# PROBLEM TO SOLVE
Each line that includes "Number" counts once; give the total and nothing besides.

# DATA ROWS
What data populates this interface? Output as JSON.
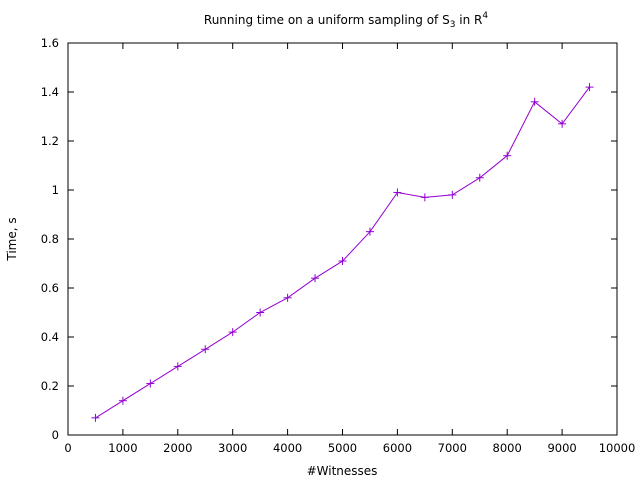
{
  "chart_data": {
    "type": "line",
    "title": {
      "main": "Running time on a uniform sampling of S",
      "subscript": "3",
      "middle": " in R",
      "superscript": "4"
    },
    "xlabel": "#Witnesses",
    "ylabel": "Time, s",
    "xlim": [
      0,
      10000
    ],
    "ylim": [
      0,
      1.6
    ],
    "xticks": [
      0,
      1000,
      2000,
      3000,
      4000,
      5000,
      6000,
      7000,
      8000,
      9000,
      10000
    ],
    "yticks": [
      0,
      0.2,
      0.4,
      0.6,
      0.8,
      1,
      1.2,
      1.4,
      1.6
    ],
    "xtick_labels": [
      "0",
      "1000",
      "2000",
      "3000",
      "4000",
      "5000",
      "6000",
      "7000",
      "8000",
      "9000",
      "10000"
    ],
    "ytick_labels": [
      "0",
      "0.2",
      "0.4",
      "0.6",
      "0.8",
      "1",
      "1.2",
      "1.4",
      "1.6"
    ],
    "grid": false,
    "legend": false,
    "series": [
      {
        "color": "#9400d3",
        "marker": "plus",
        "x": [
          500,
          1000,
          1500,
          2000,
          2500,
          3000,
          3500,
          4000,
          4500,
          5000,
          5500,
          6000,
          6500,
          7000,
          7500,
          8000,
          8500,
          9000,
          9500
        ],
        "y": [
          0.07,
          0.14,
          0.21,
          0.28,
          0.35,
          0.42,
          0.5,
          0.56,
          0.64,
          0.71,
          0.83,
          0.99,
          0.97,
          0.98,
          1.05,
          1.14,
          1.36,
          1.27,
          1.42
        ]
      }
    ]
  }
}
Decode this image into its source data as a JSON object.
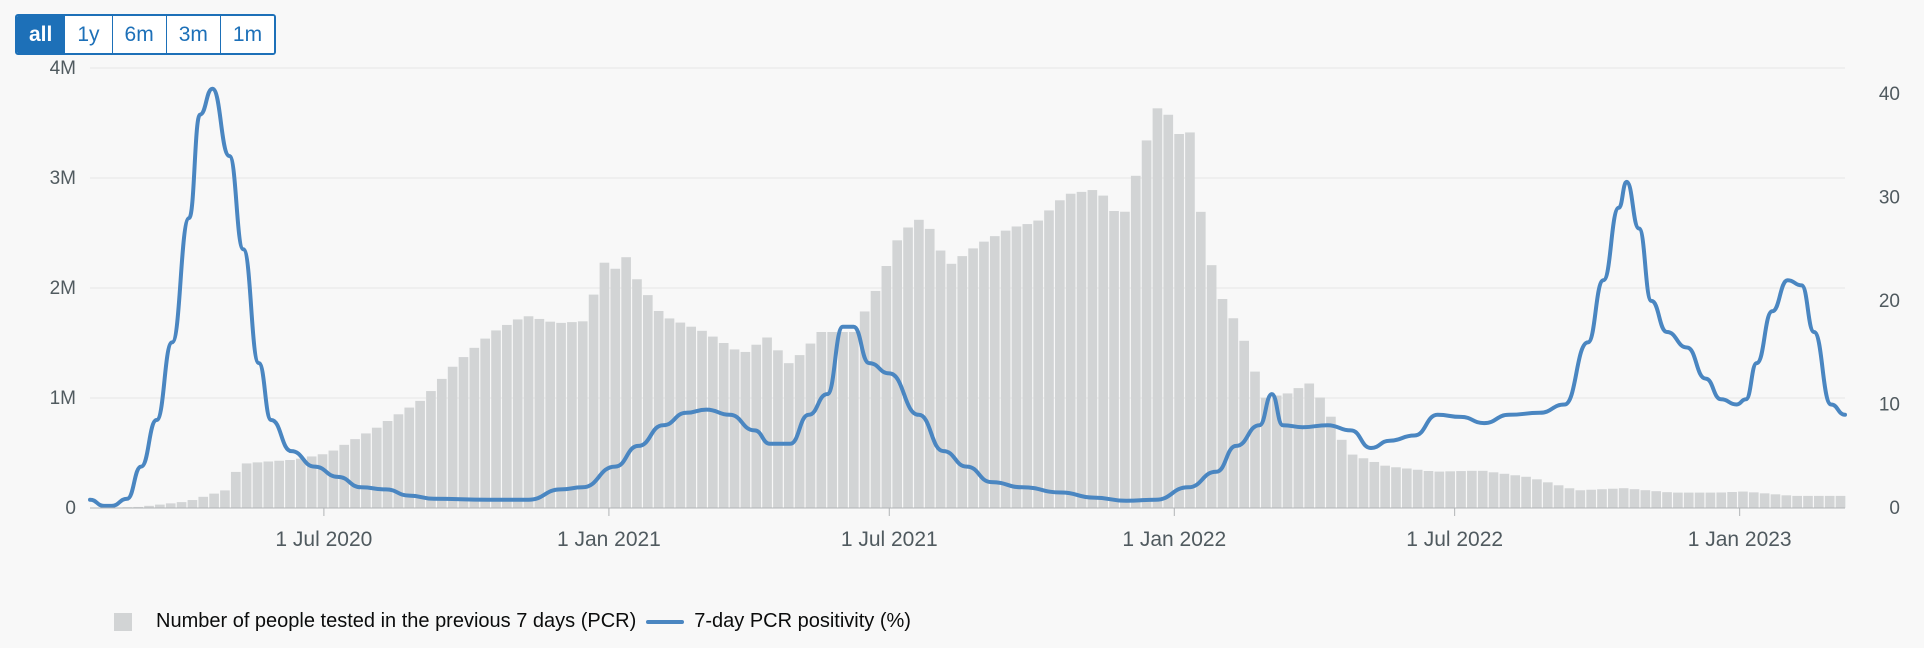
{
  "range_tabs": [
    {
      "label": "all",
      "active": true
    },
    {
      "label": "1y",
      "active": false
    },
    {
      "label": "6m",
      "active": false
    },
    {
      "label": "3m",
      "active": false
    },
    {
      "label": "1m",
      "active": false
    }
  ],
  "legend": {
    "tested_label": "Number of people tested in the previous 7 days (PCR)",
    "positivity_label": "7-day PCR positivity (%)"
  },
  "colors": {
    "bars": "#d2d4d5",
    "line": "#4a86c1",
    "grid": "#e6e6e6",
    "axis_text": "#505a5f",
    "tab_active_bg": "#1d70b8"
  },
  "chart_data": {
    "type": "bar+line",
    "x_domain": [
      "2020-02-01",
      "2023-03-10"
    ],
    "x_ticks": [
      {
        "date": "2020-07-01",
        "label": "1 Jul 2020"
      },
      {
        "date": "2021-01-01",
        "label": "1 Jan 2021"
      },
      {
        "date": "2021-07-01",
        "label": "1 Jul 2021"
      },
      {
        "date": "2022-01-01",
        "label": "1 Jan 2022"
      },
      {
        "date": "2022-07-01",
        "label": "1 Jul 2022"
      },
      {
        "date": "2023-01-01",
        "label": "1 Jan 2023"
      }
    ],
    "y_left": {
      "range": [
        0,
        4000000
      ],
      "ticks": [
        {
          "value": 0,
          "label": "0"
        },
        {
          "value": 1000000,
          "label": "1M"
        },
        {
          "value": 2000000,
          "label": "2M"
        },
        {
          "value": 3000000,
          "label": "3M"
        },
        {
          "value": 4000000,
          "label": "4M"
        }
      ]
    },
    "y_right": {
      "range": [
        0,
        42.5
      ],
      "ticks": [
        {
          "value": 0,
          "label": "0"
        },
        {
          "value": 10,
          "label": "10"
        },
        {
          "value": 20,
          "label": "20"
        },
        {
          "value": 30,
          "label": "30"
        },
        {
          "value": 40,
          "label": "40"
        }
      ]
    },
    "grid": true,
    "legend_position": "bottom-left",
    "series": [
      {
        "name": "Number of people tested in the previous 7 days (PCR)",
        "type": "bar",
        "axis": "left",
        "points": [
          [
            "2020-02-01",
            0
          ],
          [
            "2020-03-01",
            10000
          ],
          [
            "2020-04-01",
            60000
          ],
          [
            "2020-04-25",
            160000
          ],
          [
            "2020-05-05",
            400000
          ],
          [
            "2020-05-20",
            420000
          ],
          [
            "2020-06-10",
            440000
          ],
          [
            "2020-07-01",
            500000
          ],
          [
            "2020-08-01",
            730000
          ],
          [
            "2020-09-01",
            1000000
          ],
          [
            "2020-09-20",
            1300000
          ],
          [
            "2020-10-15",
            1600000
          ],
          [
            "2020-11-05",
            1750000
          ],
          [
            "2020-11-25",
            1680000
          ],
          [
            "2020-12-15",
            1700000
          ],
          [
            "2020-12-25",
            2300000
          ],
          [
            "2020-12-30",
            1950000
          ],
          [
            "2021-01-05",
            2400000
          ],
          [
            "2021-01-15",
            2100000
          ],
          [
            "2021-02-01",
            1750000
          ],
          [
            "2021-03-01",
            1600000
          ],
          [
            "2021-03-25",
            1400000
          ],
          [
            "2021-04-10",
            1550000
          ],
          [
            "2021-04-25",
            1300000
          ],
          [
            "2021-05-15",
            1600000
          ],
          [
            "2021-06-05",
            1600000
          ],
          [
            "2021-06-20",
            2000000
          ],
          [
            "2021-07-05",
            2500000
          ],
          [
            "2021-07-20",
            2650000
          ],
          [
            "2021-08-05",
            2200000
          ],
          [
            "2021-08-25",
            2400000
          ],
          [
            "2021-09-15",
            2550000
          ],
          [
            "2021-10-01",
            2600000
          ],
          [
            "2021-10-20",
            2850000
          ],
          [
            "2021-11-10",
            2900000
          ],
          [
            "2021-11-25",
            2600000
          ],
          [
            "2021-12-10",
            3300000
          ],
          [
            "2021-12-22",
            3800000
          ],
          [
            "2021-12-30",
            3200000
          ],
          [
            "2022-01-05",
            3800000
          ],
          [
            "2022-01-12",
            2900000
          ],
          [
            "2022-01-25",
            2000000
          ],
          [
            "2022-02-10",
            1600000
          ],
          [
            "2022-02-25",
            1000000
          ],
          [
            "2022-03-15",
            1050000
          ],
          [
            "2022-03-25",
            1150000
          ],
          [
            "2022-04-05",
            950000
          ],
          [
            "2022-04-20",
            500000
          ],
          [
            "2022-05-15",
            380000
          ],
          [
            "2022-06-15",
            330000
          ],
          [
            "2022-07-15",
            340000
          ],
          [
            "2022-08-15",
            280000
          ],
          [
            "2022-09-15",
            160000
          ],
          [
            "2022-10-15",
            180000
          ],
          [
            "2022-11-15",
            140000
          ],
          [
            "2022-12-15",
            140000
          ],
          [
            "2023-01-01",
            150000
          ],
          [
            "2023-02-01",
            110000
          ],
          [
            "2023-03-10",
            110000
          ]
        ]
      },
      {
        "name": "7-day PCR positivity (%)",
        "type": "line",
        "axis": "right",
        "points": [
          [
            "2020-02-01",
            0.8
          ],
          [
            "2020-02-10",
            0.2
          ],
          [
            "2020-02-15",
            0.2
          ],
          [
            "2020-02-25",
            0.9
          ],
          [
            "2020-03-05",
            4.0
          ],
          [
            "2020-03-15",
            8.5
          ],
          [
            "2020-03-25",
            16.0
          ],
          [
            "2020-04-05",
            28.0
          ],
          [
            "2020-04-12",
            38.0
          ],
          [
            "2020-04-20",
            40.5
          ],
          [
            "2020-05-01",
            34.0
          ],
          [
            "2020-05-10",
            25.0
          ],
          [
            "2020-05-20",
            14.0
          ],
          [
            "2020-05-28",
            8.5
          ],
          [
            "2020-06-10",
            5.5
          ],
          [
            "2020-06-25",
            4.0
          ],
          [
            "2020-07-10",
            3.0
          ],
          [
            "2020-07-25",
            2.0
          ],
          [
            "2020-08-10",
            1.8
          ],
          [
            "2020-08-25",
            1.2
          ],
          [
            "2020-09-10",
            0.9
          ],
          [
            "2020-10-15",
            0.8
          ],
          [
            "2020-11-10",
            0.8
          ],
          [
            "2020-12-01",
            1.8
          ],
          [
            "2020-12-15",
            2.0
          ],
          [
            "2021-01-05",
            4.0
          ],
          [
            "2021-01-20",
            6.0
          ],
          [
            "2021-02-05",
            8.0
          ],
          [
            "2021-02-20",
            9.2
          ],
          [
            "2021-03-05",
            9.5
          ],
          [
            "2021-03-20",
            9.0
          ],
          [
            "2021-04-05",
            7.5
          ],
          [
            "2021-04-15",
            6.2
          ],
          [
            "2021-04-28",
            6.2
          ],
          [
            "2021-05-10",
            9.0
          ],
          [
            "2021-05-22",
            11.0
          ],
          [
            "2021-06-01",
            17.5
          ],
          [
            "2021-06-08",
            17.5
          ],
          [
            "2021-06-18",
            14.0
          ],
          [
            "2021-07-01",
            13.0
          ],
          [
            "2021-07-20",
            9.0
          ],
          [
            "2021-08-05",
            5.5
          ],
          [
            "2021-08-20",
            4.0
          ],
          [
            "2021-09-05",
            2.5
          ],
          [
            "2021-09-25",
            2.0
          ],
          [
            "2021-10-20",
            1.5
          ],
          [
            "2021-11-10",
            1.0
          ],
          [
            "2021-12-01",
            0.7
          ],
          [
            "2021-12-20",
            0.8
          ],
          [
            "2022-01-10",
            2.0
          ],
          [
            "2022-01-28",
            3.5
          ],
          [
            "2022-02-10",
            6.0
          ],
          [
            "2022-02-25",
            8.0
          ],
          [
            "2022-03-05",
            11.0
          ],
          [
            "2022-03-12",
            8.0
          ],
          [
            "2022-03-25",
            7.8
          ],
          [
            "2022-04-10",
            8.0
          ],
          [
            "2022-04-25",
            7.5
          ],
          [
            "2022-05-08",
            5.8
          ],
          [
            "2022-05-20",
            6.5
          ],
          [
            "2022-06-05",
            7.0
          ],
          [
            "2022-06-20",
            9.0
          ],
          [
            "2022-07-05",
            8.8
          ],
          [
            "2022-07-20",
            8.2
          ],
          [
            "2022-08-05",
            9.0
          ],
          [
            "2022-08-25",
            9.2
          ],
          [
            "2022-09-10",
            10.0
          ],
          [
            "2022-09-25",
            16.0
          ],
          [
            "2022-10-05",
            22.0
          ],
          [
            "2022-10-15",
            29.0
          ],
          [
            "2022-10-20",
            31.5
          ],
          [
            "2022-10-28",
            27.0
          ],
          [
            "2022-11-05",
            20.0
          ],
          [
            "2022-11-15",
            17.0
          ],
          [
            "2022-11-28",
            15.5
          ],
          [
            "2022-12-10",
            12.5
          ],
          [
            "2022-12-20",
            10.5
          ],
          [
            "2022-12-30",
            10.0
          ],
          [
            "2023-01-05",
            10.5
          ],
          [
            "2023-01-12",
            14.0
          ],
          [
            "2023-01-22",
            19.0
          ],
          [
            "2023-02-01",
            22.0
          ],
          [
            "2023-02-10",
            21.5
          ],
          [
            "2023-02-18",
            17.0
          ],
          [
            "2023-03-01",
            10.0
          ],
          [
            "2023-03-10",
            9.0
          ]
        ]
      }
    ]
  }
}
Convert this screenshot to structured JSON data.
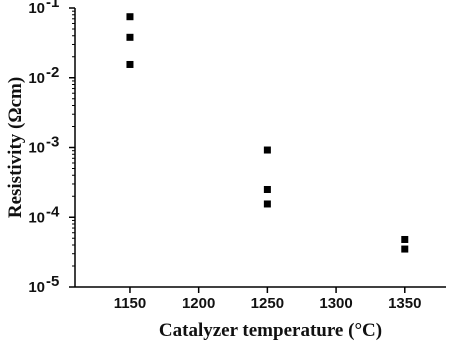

# EXERCISE RESULT
2